── DATA TO PROCESS
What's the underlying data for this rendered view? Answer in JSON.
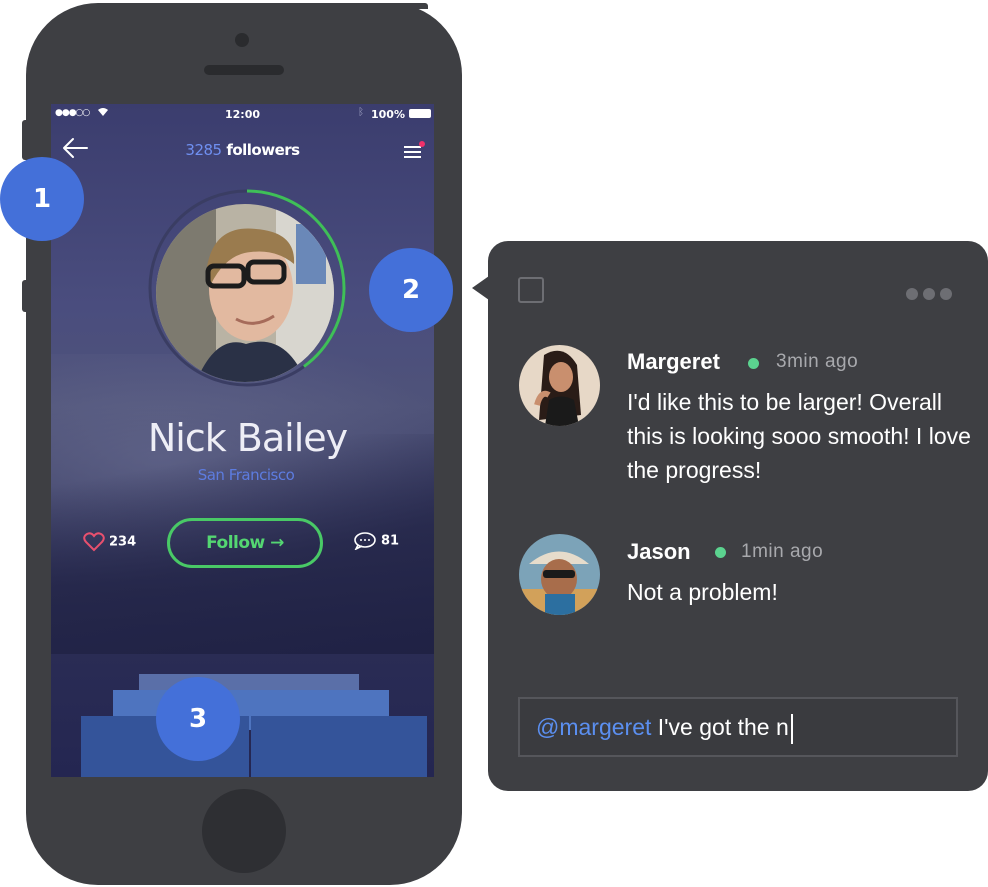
{
  "status_bar": {
    "signal": "●●●○○",
    "time": "12:00",
    "battery": "100%"
  },
  "profile_header": {
    "followers_count": "3285",
    "followers_label": " followers"
  },
  "profile": {
    "name": "Nick Bailey",
    "city": "San Francisco",
    "likes": "234",
    "follow_label": "Follow →",
    "comments": "81",
    "progress_ring_fraction": 0.4
  },
  "badges": [
    "1",
    "2",
    "3"
  ],
  "comments": [
    {
      "author": "Margeret",
      "time": "3min ago",
      "text": "I'd like this to be larger! Overall this is looking sooo smooth! I love the progress!"
    },
    {
      "author": "Jason",
      "time": "1min ago",
      "text": "Not a problem!"
    }
  ],
  "reply": {
    "mention": "@margeret",
    "text": " I've got the n"
  },
  "colors": {
    "accent_blue": "#4470d9",
    "follow_green": "#49c966",
    "online_green": "#5bd38f",
    "mention_blue": "#5b8ff0",
    "dark_panel": "#3e3f43"
  }
}
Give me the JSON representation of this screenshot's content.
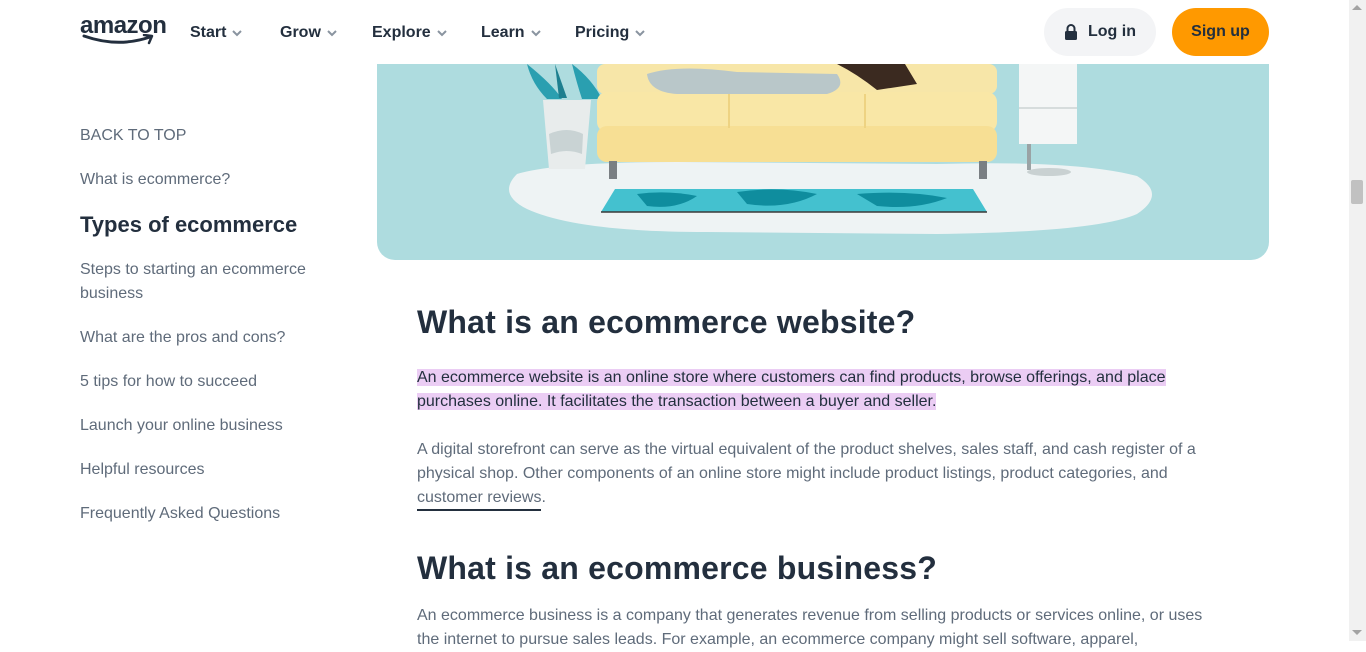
{
  "header": {
    "logo_alt": "amazon",
    "nav": [
      {
        "label": "Start"
      },
      {
        "label": "Grow"
      },
      {
        "label": "Explore"
      },
      {
        "label": "Learn"
      },
      {
        "label": "Pricing"
      }
    ],
    "login_label": "Log in",
    "signup_label": "Sign up"
  },
  "toc": {
    "items": [
      {
        "label": "BACK TO TOP"
      },
      {
        "label": "What is ecommerce?"
      },
      {
        "label": "Types of ecommerce",
        "active": true
      },
      {
        "label": "Steps to starting an ecommerce business"
      },
      {
        "label": "What are the pros and cons?"
      },
      {
        "label": "5 tips for how to succeed"
      },
      {
        "label": "Launch your online business"
      },
      {
        "label": "Helpful resources"
      },
      {
        "label": "Frequently Asked Questions"
      }
    ]
  },
  "article": {
    "section1": {
      "heading": "What is an ecommerce website?",
      "highlighted_paragraph": "An ecommerce website is an online store where customers can find products, browse offerings, and place purchases online. It facilitates the transaction between a buyer and seller.",
      "paragraph2_text": "A digital storefront can serve as the virtual equivalent of the product shelves, sales staff, and cash register of a physical shop. Other components of an online store might include product listings, product categories, and ",
      "paragraph2_link": "customer reviews",
      "paragraph2_end": "."
    },
    "section2": {
      "heading": "What is an ecommerce business?",
      "paragraph": "An ecommerce business is a company that generates revenue from selling products or services online, or uses the internet to pursue sales leads. For example, an ecommerce company might sell software, apparel,"
    }
  },
  "colors": {
    "accent": "#ff9900",
    "text_dark": "#232f3e",
    "text_muted": "#5f6b7a",
    "highlight": "#ebcdf4",
    "hero_bg": "#aedcdf"
  }
}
────
**DIRECTIONS:** Without the pictures, print the whole listing exactly as given.

**RESPONSE TO THIS TASK:**
What's the underlying data for this rendered view? Answer in JSON.
{
  "status_bar": {
    "signal": "●●●○○",
    "time": "12:00",
    "battery": "100%"
  },
  "profile_header": {
    "followers_count": "3285",
    "followers_label": " followers"
  },
  "profile": {
    "name": "Nick Bailey",
    "city": "San Francisco",
    "likes": "234",
    "follow_label": "Follow →",
    "comments": "81",
    "progress_ring_fraction": 0.4
  },
  "badges": [
    "1",
    "2",
    "3"
  ],
  "comments": [
    {
      "author": "Margeret",
      "time": "3min ago",
      "text": "I'd like this to be larger! Overall this is looking sooo smooth! I love the progress!"
    },
    {
      "author": "Jason",
      "time": "1min ago",
      "text": "Not a problem!"
    }
  ],
  "reply": {
    "mention": "@margeret",
    "text": " I've got the n"
  },
  "colors": {
    "accent_blue": "#4470d9",
    "follow_green": "#49c966",
    "online_green": "#5bd38f",
    "mention_blue": "#5b8ff0",
    "dark_panel": "#3e3f43"
  }
}
Give me the JSON representation of this screenshot's content.
{
  "header": {
    "logo_alt": "amazon",
    "nav": [
      {
        "label": "Start"
      },
      {
        "label": "Grow"
      },
      {
        "label": "Explore"
      },
      {
        "label": "Learn"
      },
      {
        "label": "Pricing"
      }
    ],
    "login_label": "Log in",
    "signup_label": "Sign up"
  },
  "toc": {
    "items": [
      {
        "label": "BACK TO TOP"
      },
      {
        "label": "What is ecommerce?"
      },
      {
        "label": "Types of ecommerce",
        "active": true
      },
      {
        "label": "Steps to starting an ecommerce business"
      },
      {
        "label": "What are the pros and cons?"
      },
      {
        "label": "5 tips for how to succeed"
      },
      {
        "label": "Launch your online business"
      },
      {
        "label": "Helpful resources"
      },
      {
        "label": "Frequently Asked Questions"
      }
    ]
  },
  "article": {
    "section1": {
      "heading": "What is an ecommerce website?",
      "highlighted_paragraph": "An ecommerce website is an online store where customers can find products, browse offerings, and place purchases online. It facilitates the transaction between a buyer and seller.",
      "paragraph2_text": "A digital storefront can serve as the virtual equivalent of the product shelves, sales staff, and cash register of a physical shop. Other components of an online store might include product listings, product categories, and ",
      "paragraph2_link": "customer reviews",
      "paragraph2_end": "."
    },
    "section2": {
      "heading": "What is an ecommerce business?",
      "paragraph": "An ecommerce business is a company that generates revenue from selling products or services online, or uses the internet to pursue sales leads. For example, an ecommerce company might sell software, apparel,"
    }
  },
  "colors": {
    "accent": "#ff9900",
    "text_dark": "#232f3e",
    "text_muted": "#5f6b7a",
    "highlight": "#ebcdf4",
    "hero_bg": "#aedcdf"
  }
}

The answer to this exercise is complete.